— Start of Data entries —
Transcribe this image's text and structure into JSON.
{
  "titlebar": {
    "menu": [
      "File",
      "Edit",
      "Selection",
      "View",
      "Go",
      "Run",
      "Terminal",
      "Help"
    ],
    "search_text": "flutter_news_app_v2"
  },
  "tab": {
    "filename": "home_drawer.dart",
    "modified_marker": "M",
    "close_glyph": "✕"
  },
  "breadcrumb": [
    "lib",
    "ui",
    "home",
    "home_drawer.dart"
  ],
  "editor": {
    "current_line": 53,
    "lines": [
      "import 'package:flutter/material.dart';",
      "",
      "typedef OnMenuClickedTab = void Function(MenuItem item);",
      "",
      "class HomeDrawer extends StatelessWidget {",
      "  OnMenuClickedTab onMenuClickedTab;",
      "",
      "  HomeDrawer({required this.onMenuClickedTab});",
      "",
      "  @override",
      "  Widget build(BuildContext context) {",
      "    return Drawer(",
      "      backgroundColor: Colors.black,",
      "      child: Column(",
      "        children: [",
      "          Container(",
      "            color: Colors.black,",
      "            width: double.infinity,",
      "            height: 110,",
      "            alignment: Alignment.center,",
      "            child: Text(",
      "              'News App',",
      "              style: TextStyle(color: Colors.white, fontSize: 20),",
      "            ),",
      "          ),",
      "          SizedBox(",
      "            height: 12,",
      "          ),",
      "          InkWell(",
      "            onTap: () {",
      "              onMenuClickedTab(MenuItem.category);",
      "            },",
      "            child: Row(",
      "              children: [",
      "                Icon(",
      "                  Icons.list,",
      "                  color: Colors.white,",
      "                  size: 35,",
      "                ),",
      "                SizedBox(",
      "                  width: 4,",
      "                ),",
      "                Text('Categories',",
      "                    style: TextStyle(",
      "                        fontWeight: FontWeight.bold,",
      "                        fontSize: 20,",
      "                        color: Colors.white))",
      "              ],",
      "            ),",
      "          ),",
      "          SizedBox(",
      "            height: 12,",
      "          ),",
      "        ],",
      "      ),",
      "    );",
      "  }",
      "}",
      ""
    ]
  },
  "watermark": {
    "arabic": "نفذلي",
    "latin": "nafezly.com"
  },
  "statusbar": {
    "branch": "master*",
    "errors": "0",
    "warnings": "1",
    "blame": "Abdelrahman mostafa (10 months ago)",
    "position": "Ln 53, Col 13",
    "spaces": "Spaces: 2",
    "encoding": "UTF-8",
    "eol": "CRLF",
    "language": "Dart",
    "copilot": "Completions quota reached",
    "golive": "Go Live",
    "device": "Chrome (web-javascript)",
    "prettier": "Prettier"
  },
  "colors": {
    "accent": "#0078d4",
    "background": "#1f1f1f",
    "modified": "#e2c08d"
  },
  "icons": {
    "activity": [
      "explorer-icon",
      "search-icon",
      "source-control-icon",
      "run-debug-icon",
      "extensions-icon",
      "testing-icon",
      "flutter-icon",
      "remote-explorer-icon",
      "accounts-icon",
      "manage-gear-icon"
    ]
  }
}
— End of Data entries —
| Given task |
Search the data for "white". Copy every matching line.

| Exercise answer |
      "              style: TextStyle(color: Colors.white, fontSize: 20),",
      "                  color: Colors.white,",
      "                        color: Colors.white))",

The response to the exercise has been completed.